Recorded data:
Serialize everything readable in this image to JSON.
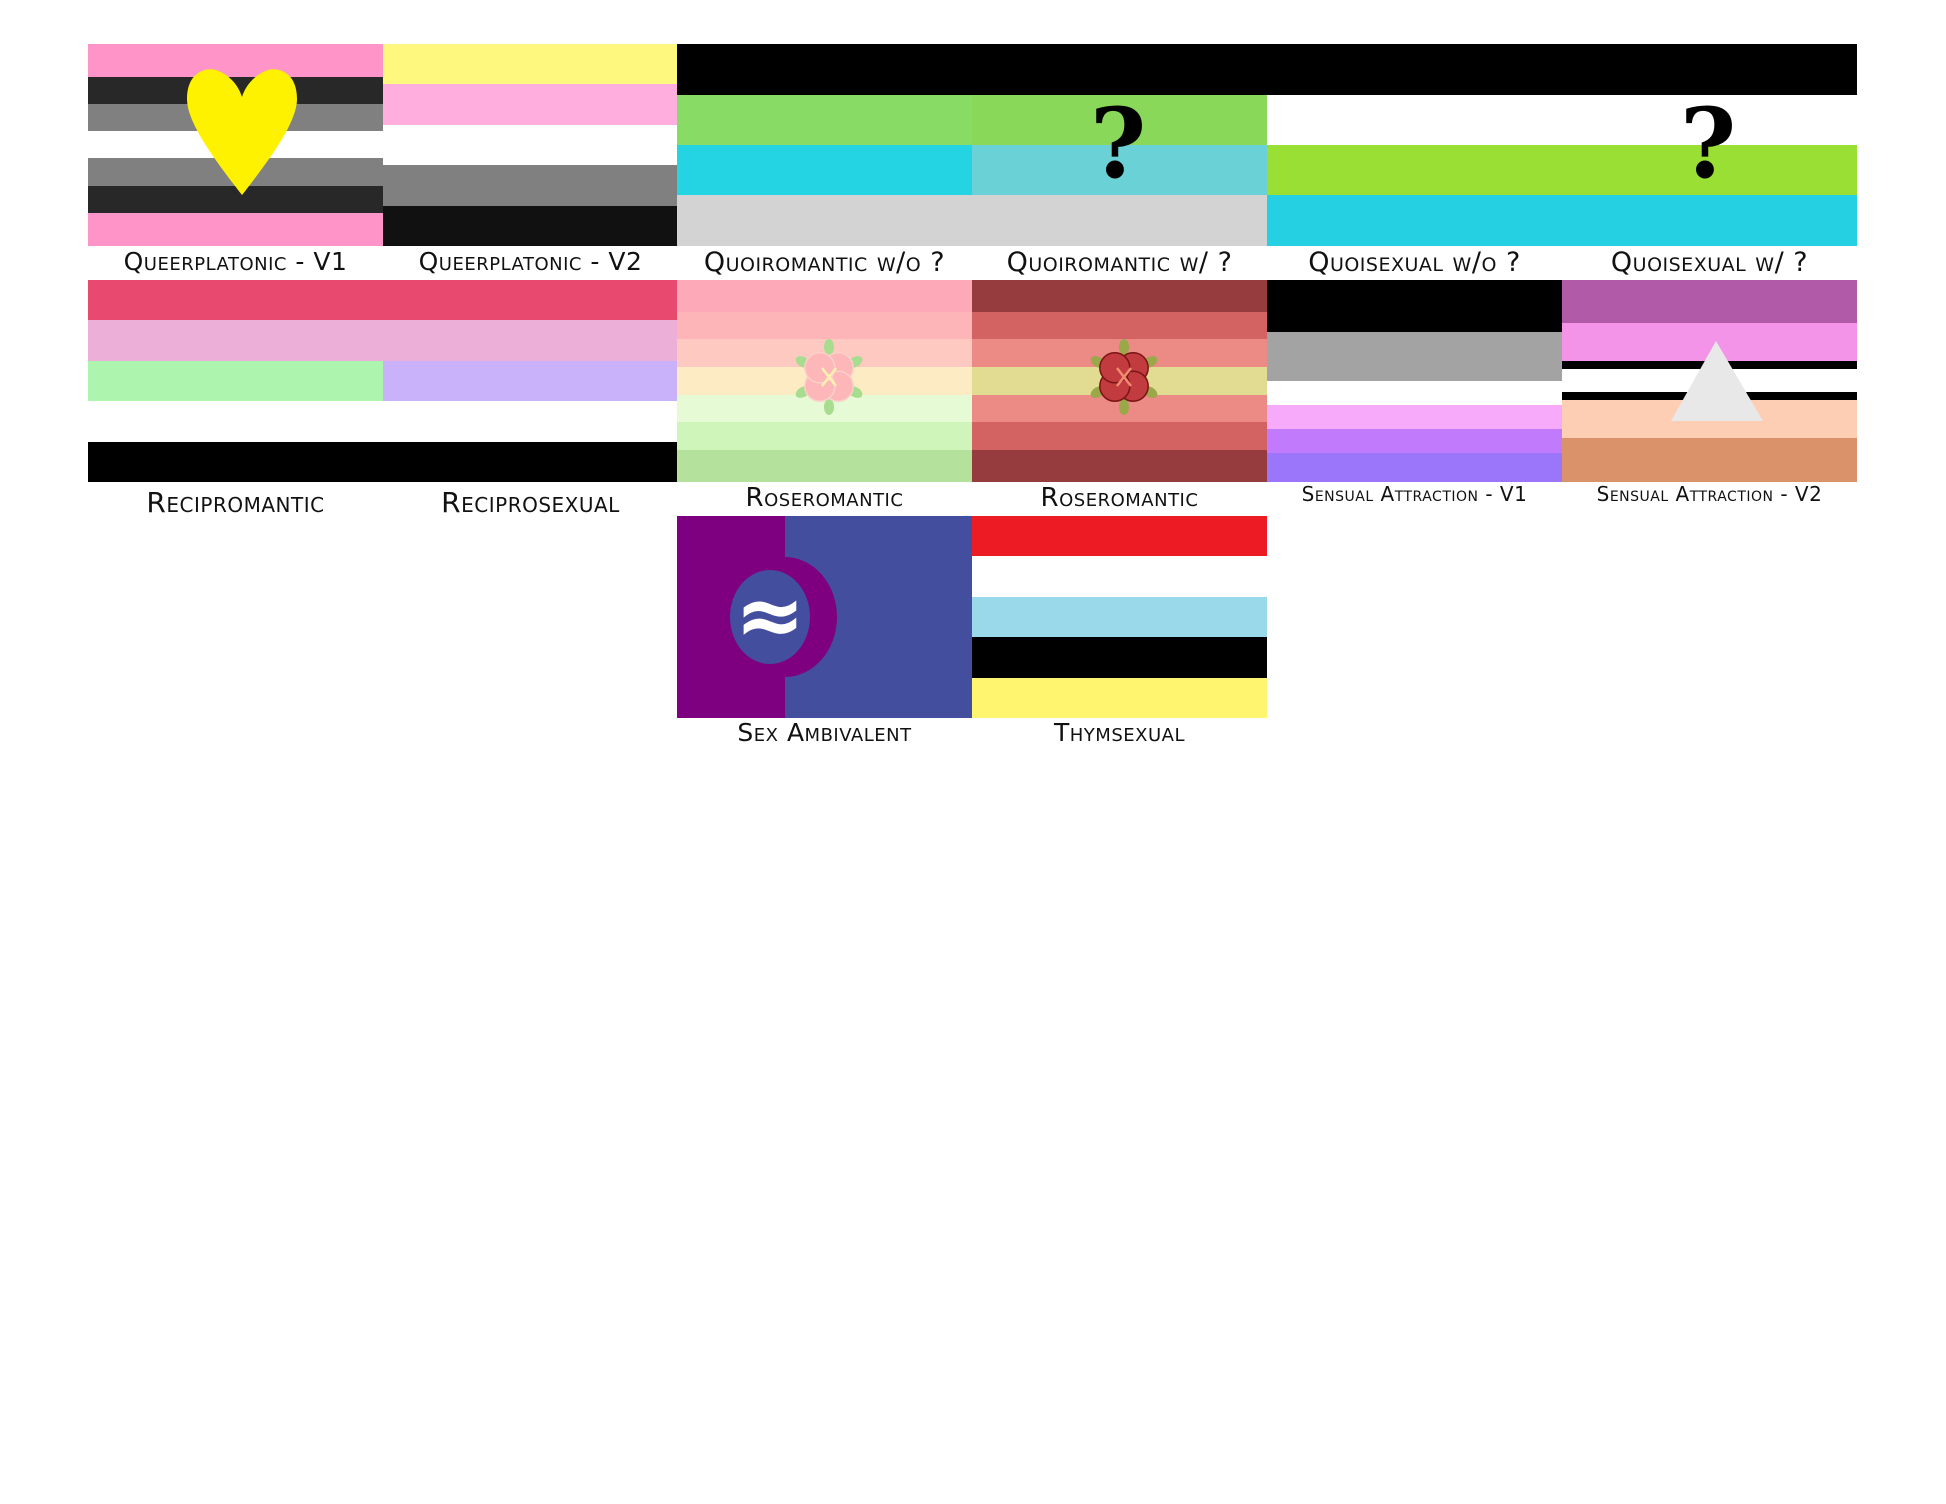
{
  "flags": [
    {
      "id": "qp1",
      "label": "Queerplatonic - V1",
      "colors": [
        "#ff94c8",
        "#282828",
        "#808080",
        "#ffffff",
        "#808080",
        "#282828",
        "#ff94c8"
      ],
      "weights": [
        33,
        27,
        27,
        27,
        28,
        27,
        33
      ],
      "symbol": "heart-icon",
      "symbol_color": "#fff200"
    },
    {
      "id": "qp2",
      "label": "Queerplatonic - V2",
      "colors": [
        "#fff87f",
        "#ffaedd",
        "#ffffff",
        "#808080",
        "#111111"
      ],
      "weights": [
        1,
        1,
        1,
        1,
        1
      ]
    },
    {
      "id": "quoiro1",
      "label": "Quoiromantic w/o ?",
      "colors": [
        "#000000",
        "#88db64",
        "#25d4e2",
        "#d3d3d3"
      ],
      "weights": [
        51,
        50,
        50,
        51
      ]
    },
    {
      "id": "quoiro2",
      "label": "Quoiromantic w/ ?",
      "colors": [
        "#000000",
        "#8ad85a",
        "#6ad1d6",
        "#d3d3d3"
      ],
      "weights": [
        51,
        50,
        50,
        51
      ],
      "symbol": "?"
    },
    {
      "id": "quoisex1",
      "label": "Quoisexual w/o ?",
      "colors": [
        "#000000",
        "#ffffff",
        "#9adf33",
        "#25d0e2"
      ],
      "weights": [
        51,
        50,
        50,
        51
      ]
    },
    {
      "id": "quoisex2",
      "label": "Quoisexual w/ ?",
      "colors": [
        "#000000",
        "#ffffff",
        "#9adf33",
        "#25d0e2"
      ],
      "weights": [
        51,
        50,
        50,
        51
      ],
      "symbol": "?"
    },
    {
      "id": "recrom",
      "label": "Recipromantic",
      "colors": [
        "#e8496f",
        "#ecb0d8",
        "#adf5ae",
        "#ffffff",
        "#000000"
      ],
      "weights": [
        1,
        1,
        1,
        1,
        1
      ]
    },
    {
      "id": "recsex",
      "label": "Reciprosexual",
      "colors": [
        "#e8496f",
        "#ecb0d8",
        "#cab2fb",
        "#ffffff",
        "#000000"
      ],
      "weights": [
        1,
        1,
        1,
        1,
        1
      ]
    },
    {
      "id": "rose1",
      "label": "Roseromantic",
      "colors": [
        "#fea9b7",
        "#fdb5b7",
        "#fdc9c0",
        "#fdebc4",
        "#e6fbd5",
        "#cff5bb",
        "#b4e19b"
      ],
      "weights": [
        32,
        27,
        28,
        27,
        27,
        28,
        32
      ],
      "symbol": "flower-icon",
      "symbol_color": "#fdb7b9"
    },
    {
      "id": "rose2",
      "label": "Roseromantic",
      "colors": [
        "#963b3e",
        "#d36363",
        "#ec8a85",
        "#e2dc92",
        "#ec8a85",
        "#d36363",
        "#963b3e"
      ],
      "weights": [
        32,
        27,
        28,
        27,
        27,
        28,
        32
      ],
      "symbol": "flower-icon",
      "symbol_color": "#c23b3e"
    },
    {
      "id": "sens1",
      "label": "Sensual Attraction - V1",
      "colors": [
        "#000000",
        "#a3a3a3",
        "#ffffff",
        "#f6aaf9",
        "#c17afb",
        "#9b76fb"
      ],
      "weights": [
        52,
        48,
        24,
        24,
        24,
        29
      ]
    },
    {
      "id": "sens2",
      "label": "Sensual Attraction - V2",
      "colors": [
        "#b05aa8",
        "#f394e9",
        "#000000",
        "#ffffff",
        "#000000",
        "#fdceb3",
        "#d9926a"
      ],
      "weights": [
        43,
        38,
        8,
        22,
        8,
        38,
        44
      ],
      "symbol": "triangle-icon",
      "symbol_color": "#e8e8e8"
    },
    {
      "id": "sexamb",
      "label": "Sex Ambivalent",
      "colors": [
        "#7e0080",
        "#434f9e"
      ],
      "symbol": "≈"
    },
    {
      "id": "thym",
      "label": "Thymsexual",
      "colors": [
        "#ed1c24",
        "#ffffff",
        "#99d9ea",
        "#000000",
        "#fff56e"
      ],
      "weights": [
        1,
        1,
        1,
        1,
        1
      ]
    }
  ]
}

WHAT THE EXERCISE ASKS: Pull out all lines containing "Attraction".

THE REPLY:
      "label": "Sensual Attraction - V1",
      "label": "Sensual Attraction - V2",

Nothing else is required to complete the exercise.